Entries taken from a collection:

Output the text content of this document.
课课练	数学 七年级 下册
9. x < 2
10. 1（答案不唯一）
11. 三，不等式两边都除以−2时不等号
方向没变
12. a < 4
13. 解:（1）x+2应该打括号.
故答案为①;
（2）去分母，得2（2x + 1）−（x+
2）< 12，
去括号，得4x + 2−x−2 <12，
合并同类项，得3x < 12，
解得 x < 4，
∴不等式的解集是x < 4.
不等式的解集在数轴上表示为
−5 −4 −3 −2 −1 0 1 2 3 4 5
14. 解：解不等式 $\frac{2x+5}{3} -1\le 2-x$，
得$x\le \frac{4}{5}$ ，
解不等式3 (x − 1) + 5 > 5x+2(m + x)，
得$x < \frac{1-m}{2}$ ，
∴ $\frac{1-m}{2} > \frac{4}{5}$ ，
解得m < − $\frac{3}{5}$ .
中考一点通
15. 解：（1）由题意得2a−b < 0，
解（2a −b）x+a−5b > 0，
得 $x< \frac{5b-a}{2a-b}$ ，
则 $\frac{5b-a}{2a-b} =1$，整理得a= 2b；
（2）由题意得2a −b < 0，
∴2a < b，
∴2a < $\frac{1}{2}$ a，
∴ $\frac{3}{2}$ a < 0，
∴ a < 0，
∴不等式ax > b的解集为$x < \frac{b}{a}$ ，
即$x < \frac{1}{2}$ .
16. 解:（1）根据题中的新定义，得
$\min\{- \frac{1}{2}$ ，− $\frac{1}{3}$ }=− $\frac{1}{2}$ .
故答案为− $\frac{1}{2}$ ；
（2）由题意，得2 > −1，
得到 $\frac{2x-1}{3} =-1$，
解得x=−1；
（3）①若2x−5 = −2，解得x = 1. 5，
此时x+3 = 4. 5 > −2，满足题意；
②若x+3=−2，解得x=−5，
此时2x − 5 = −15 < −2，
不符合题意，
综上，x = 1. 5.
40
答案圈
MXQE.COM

● WHAT YOU HAVE TO DO
Give the entries again in full, exactly as they are written.

● COMPLETED TASK
Output the text content of this document.
课课练	数学 七年级 下册
9. x < 2
10. 1（答案不唯一）
11. 三，不等式两边都除以−2时不等号
方向没变
12. a < 4
13. 解:（1）x+2应该打括号.
故答案为①;
（2）去分母，得2（2x + 1）−（x+
2）< 12，
去括号，得4x + 2−x−2 <12，
合并同类项，得3x < 12，
解得 x < 4，
∴不等式的解集是x < 4.
不等式的解集在数轴上表示为
−5 −4 −3 −2 −1 0 1 2 3 4 5
14. 解：解不等式 $\frac{2x+5}{3} -1\le 2-x$，
得$x\le \frac{4}{5}$ ，
解不等式3 (x − 1) + 5 > 5x+2(m + x)，
得$x < \frac{1-m}{2}$ ，
∴ $\frac{1-m}{2} > \frac{4}{5}$ ，
解得m < − $\frac{3}{5}$ .
中考一点通
15. 解：（1）由题意得2a−b < 0，
解（2a −b）x+a−5b > 0，
得 $x< \frac{5b-a}{2a-b}$ ，
则 $\frac{5b-a}{2a-b} =1$，整理得a= 2b；
（2）由题意得2a −b < 0，
∴2a < b，
∴2a < $\frac{1}{2}$ a，
∴ $\frac{3}{2}$ a < 0，
∴ a < 0，
∴不等式ax > b的解集为$x < \frac{b}{a}$ ，
即$x < \frac{1}{2}$ .
16. 解:（1）根据题中的新定义，得
$\min\{- \frac{1}{2}$ ，− $\frac{1}{3}$ }=− $\frac{1}{2}$ .
故答案为− $\frac{1}{2}$ ；
（2）由题意，得2 > −1，
得到 $\frac{2x-1}{3} =-1$，
解得x=−1；
（3）①若2x−5 = −2，解得x = 1. 5，
此时x+3 = 4. 5 > −2，满足题意；
②若x+3=−2，解得x=−5，
此时2x − 5 = −15 < −2，
不符合题意，
综上，x = 1. 5.
40
答案圈
MXQE.COM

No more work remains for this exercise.